*Set task*: From the listing below, extract every line containing "tempat".

*Dataset content*:
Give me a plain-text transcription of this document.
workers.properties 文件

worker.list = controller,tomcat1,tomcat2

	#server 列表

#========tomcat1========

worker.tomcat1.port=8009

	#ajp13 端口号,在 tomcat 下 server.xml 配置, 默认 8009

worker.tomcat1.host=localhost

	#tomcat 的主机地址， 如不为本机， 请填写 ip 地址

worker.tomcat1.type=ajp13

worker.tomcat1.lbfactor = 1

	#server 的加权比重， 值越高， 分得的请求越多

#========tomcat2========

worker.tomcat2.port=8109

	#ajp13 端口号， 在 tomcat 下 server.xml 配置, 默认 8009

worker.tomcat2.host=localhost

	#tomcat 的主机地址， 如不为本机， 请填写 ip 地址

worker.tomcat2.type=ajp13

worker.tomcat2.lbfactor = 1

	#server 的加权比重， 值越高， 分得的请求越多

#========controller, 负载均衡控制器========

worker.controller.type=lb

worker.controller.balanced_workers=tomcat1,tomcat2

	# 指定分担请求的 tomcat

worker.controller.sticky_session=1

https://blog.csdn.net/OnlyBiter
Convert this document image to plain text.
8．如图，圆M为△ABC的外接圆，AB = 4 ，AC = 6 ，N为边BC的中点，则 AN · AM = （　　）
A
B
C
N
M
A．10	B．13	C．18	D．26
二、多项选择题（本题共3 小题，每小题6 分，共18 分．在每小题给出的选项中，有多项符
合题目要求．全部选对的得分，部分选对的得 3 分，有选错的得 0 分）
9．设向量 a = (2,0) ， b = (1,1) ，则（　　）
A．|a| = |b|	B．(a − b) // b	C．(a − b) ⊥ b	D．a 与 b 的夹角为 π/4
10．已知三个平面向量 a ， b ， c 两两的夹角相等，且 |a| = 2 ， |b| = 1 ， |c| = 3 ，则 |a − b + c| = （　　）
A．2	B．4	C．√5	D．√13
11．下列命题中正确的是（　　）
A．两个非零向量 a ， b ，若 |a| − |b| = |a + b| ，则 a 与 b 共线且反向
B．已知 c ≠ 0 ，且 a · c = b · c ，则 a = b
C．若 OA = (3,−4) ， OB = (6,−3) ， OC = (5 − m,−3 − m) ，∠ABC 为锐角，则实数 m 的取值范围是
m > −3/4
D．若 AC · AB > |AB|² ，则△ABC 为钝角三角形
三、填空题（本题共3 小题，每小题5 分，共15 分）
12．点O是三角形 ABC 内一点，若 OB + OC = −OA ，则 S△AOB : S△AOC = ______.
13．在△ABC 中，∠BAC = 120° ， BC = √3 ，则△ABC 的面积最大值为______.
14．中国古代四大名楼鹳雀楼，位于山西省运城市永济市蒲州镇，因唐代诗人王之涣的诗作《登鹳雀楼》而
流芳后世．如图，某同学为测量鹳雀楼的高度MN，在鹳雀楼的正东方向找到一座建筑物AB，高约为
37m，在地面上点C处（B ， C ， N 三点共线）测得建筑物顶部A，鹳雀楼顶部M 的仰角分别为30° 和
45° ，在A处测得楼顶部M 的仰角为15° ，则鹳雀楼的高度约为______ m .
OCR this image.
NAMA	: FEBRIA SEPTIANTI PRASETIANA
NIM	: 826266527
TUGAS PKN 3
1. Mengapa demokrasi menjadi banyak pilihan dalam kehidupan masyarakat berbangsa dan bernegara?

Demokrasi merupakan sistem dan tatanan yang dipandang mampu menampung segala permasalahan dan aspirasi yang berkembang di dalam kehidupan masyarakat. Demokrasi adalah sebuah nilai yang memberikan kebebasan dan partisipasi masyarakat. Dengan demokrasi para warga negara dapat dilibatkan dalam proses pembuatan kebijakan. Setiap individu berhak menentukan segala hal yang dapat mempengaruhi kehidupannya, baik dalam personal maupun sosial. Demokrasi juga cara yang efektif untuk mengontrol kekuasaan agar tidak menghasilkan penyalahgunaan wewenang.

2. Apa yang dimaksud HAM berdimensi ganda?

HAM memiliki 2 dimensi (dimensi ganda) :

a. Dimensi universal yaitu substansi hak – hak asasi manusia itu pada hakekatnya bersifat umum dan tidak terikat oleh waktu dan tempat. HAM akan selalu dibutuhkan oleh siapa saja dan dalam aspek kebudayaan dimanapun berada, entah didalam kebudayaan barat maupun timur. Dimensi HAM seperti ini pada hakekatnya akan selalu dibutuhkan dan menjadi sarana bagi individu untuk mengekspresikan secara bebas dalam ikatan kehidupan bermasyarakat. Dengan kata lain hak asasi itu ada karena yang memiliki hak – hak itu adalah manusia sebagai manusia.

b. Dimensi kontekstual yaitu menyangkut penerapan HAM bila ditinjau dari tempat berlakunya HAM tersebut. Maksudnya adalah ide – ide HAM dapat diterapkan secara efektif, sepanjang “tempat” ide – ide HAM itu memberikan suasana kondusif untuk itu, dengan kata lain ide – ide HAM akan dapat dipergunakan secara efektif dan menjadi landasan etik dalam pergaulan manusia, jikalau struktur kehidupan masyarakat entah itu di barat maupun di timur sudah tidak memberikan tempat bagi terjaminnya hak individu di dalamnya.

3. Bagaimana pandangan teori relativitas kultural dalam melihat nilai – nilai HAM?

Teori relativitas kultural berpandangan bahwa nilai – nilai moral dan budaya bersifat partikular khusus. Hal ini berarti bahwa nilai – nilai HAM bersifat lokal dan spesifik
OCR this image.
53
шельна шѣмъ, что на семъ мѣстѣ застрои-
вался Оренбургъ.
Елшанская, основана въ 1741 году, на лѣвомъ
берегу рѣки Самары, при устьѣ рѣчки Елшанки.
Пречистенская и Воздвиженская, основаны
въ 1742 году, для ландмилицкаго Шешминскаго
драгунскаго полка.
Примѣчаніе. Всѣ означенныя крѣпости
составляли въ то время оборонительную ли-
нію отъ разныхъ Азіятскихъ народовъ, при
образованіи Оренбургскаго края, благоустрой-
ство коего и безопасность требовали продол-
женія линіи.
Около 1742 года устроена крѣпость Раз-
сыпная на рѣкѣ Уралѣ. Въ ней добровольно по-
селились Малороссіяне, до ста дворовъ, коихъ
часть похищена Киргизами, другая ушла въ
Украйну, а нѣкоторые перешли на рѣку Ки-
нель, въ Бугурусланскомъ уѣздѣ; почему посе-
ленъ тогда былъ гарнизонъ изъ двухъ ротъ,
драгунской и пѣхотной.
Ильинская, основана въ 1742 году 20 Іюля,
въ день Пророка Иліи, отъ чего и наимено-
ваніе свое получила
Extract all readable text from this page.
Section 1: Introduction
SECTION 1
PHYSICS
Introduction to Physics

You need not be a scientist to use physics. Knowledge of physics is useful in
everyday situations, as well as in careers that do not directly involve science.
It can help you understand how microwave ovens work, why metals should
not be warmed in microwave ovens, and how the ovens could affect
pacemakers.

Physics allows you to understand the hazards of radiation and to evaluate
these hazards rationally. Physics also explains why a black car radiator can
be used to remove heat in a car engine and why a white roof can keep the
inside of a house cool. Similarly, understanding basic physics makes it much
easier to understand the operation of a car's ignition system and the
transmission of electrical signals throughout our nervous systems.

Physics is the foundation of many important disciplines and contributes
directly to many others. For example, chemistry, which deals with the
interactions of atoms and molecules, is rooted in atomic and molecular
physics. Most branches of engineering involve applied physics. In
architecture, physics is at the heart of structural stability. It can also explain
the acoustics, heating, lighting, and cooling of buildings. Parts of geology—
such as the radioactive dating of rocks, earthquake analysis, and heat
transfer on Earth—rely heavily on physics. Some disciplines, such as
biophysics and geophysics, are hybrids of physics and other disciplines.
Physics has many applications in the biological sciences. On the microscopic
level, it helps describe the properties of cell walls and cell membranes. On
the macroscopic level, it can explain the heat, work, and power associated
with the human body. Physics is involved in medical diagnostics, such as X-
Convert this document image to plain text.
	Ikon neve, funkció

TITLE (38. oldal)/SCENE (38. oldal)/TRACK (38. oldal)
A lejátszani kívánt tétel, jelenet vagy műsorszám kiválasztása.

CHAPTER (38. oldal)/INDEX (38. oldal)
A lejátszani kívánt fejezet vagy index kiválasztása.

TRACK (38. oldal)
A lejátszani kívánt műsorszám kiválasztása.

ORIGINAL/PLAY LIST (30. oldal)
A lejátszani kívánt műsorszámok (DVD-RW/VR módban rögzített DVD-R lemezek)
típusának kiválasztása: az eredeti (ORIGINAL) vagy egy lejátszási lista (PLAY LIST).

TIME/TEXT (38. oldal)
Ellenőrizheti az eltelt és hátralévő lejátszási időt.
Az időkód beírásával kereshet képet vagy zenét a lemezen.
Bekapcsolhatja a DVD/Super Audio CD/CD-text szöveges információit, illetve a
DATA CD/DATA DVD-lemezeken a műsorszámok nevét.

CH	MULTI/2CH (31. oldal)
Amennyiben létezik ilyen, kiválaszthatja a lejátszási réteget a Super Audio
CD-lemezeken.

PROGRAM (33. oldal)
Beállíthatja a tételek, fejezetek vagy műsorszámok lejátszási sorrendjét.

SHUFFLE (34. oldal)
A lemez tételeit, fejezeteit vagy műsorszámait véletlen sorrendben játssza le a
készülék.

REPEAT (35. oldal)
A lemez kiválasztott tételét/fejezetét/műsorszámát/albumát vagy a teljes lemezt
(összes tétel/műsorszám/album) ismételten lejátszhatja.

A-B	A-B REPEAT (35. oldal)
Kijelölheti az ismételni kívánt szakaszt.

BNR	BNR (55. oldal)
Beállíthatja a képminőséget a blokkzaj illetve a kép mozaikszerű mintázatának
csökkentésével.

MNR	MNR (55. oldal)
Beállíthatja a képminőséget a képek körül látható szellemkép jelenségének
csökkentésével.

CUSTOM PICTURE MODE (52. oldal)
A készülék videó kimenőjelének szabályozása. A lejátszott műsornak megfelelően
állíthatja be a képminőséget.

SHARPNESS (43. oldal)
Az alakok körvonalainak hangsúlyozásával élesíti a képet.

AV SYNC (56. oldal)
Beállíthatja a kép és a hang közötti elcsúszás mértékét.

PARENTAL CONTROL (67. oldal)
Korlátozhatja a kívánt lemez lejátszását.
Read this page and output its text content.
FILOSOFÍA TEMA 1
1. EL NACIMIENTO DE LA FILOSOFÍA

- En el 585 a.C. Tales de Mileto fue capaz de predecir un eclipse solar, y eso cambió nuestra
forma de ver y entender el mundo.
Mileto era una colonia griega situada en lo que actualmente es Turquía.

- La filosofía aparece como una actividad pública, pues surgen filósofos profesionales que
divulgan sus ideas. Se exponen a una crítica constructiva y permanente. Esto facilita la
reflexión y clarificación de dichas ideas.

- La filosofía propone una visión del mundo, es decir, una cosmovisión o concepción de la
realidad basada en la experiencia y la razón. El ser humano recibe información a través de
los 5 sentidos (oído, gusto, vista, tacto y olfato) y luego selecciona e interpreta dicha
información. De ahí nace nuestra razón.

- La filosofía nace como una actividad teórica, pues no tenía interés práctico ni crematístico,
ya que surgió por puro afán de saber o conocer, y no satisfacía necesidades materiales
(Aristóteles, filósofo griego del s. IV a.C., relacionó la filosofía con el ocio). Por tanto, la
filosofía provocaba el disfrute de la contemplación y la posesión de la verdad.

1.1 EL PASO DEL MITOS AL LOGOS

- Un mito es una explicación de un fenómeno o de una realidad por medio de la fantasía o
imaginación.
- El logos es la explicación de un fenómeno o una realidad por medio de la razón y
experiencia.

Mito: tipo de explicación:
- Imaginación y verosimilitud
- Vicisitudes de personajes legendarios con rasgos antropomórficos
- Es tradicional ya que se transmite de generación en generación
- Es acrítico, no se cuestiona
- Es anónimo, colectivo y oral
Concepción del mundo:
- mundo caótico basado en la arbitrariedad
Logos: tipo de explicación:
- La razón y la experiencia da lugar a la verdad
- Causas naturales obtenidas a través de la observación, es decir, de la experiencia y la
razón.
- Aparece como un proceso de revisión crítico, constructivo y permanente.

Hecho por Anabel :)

*Response to the exercise*:
a. Dimensi universal yaitu substansi hak – hak asasi manusia itu pada hakekatnya bersifat umum dan tidak terikat oleh waktu dan tempat. HAM akan selalu dibutuhkan oleh siapa saja dan dalam aspek kebudayaan dimanapun berada, entah didalam kebudayaan barat maupun timur. Dimensi HAM seperti ini pada hakekatnya akan selalu dibutuhkan dan menjadi sarana bagi individu untuk mengekspresikan secara bebas dalam ikatan kehidupan bermasyarakat. Dengan kata lain hak asasi itu ada karena yang memiliki hak – hak itu adalah manusia sebagai manusia.
b. Dimensi kontekstual yaitu menyangkut penerapan HAM bila ditinjau dari tempat berlakunya HAM tersebut. Maksudnya adalah ide – ide HAM dapat diterapkan secara efektif, sepanjang “tempat” ide – ide HAM itu memberikan suasana kondusif untuk itu, dengan kata lain ide – ide HAM akan dapat dipergunakan secara efektif dan menjadi landasan etik dalam pergaulan manusia, jikalau struktur kehidupan masyarakat entah itu di barat maupun di timur sudah tidak memberikan tempat bagi terjaminnya hak individu di dalamnya.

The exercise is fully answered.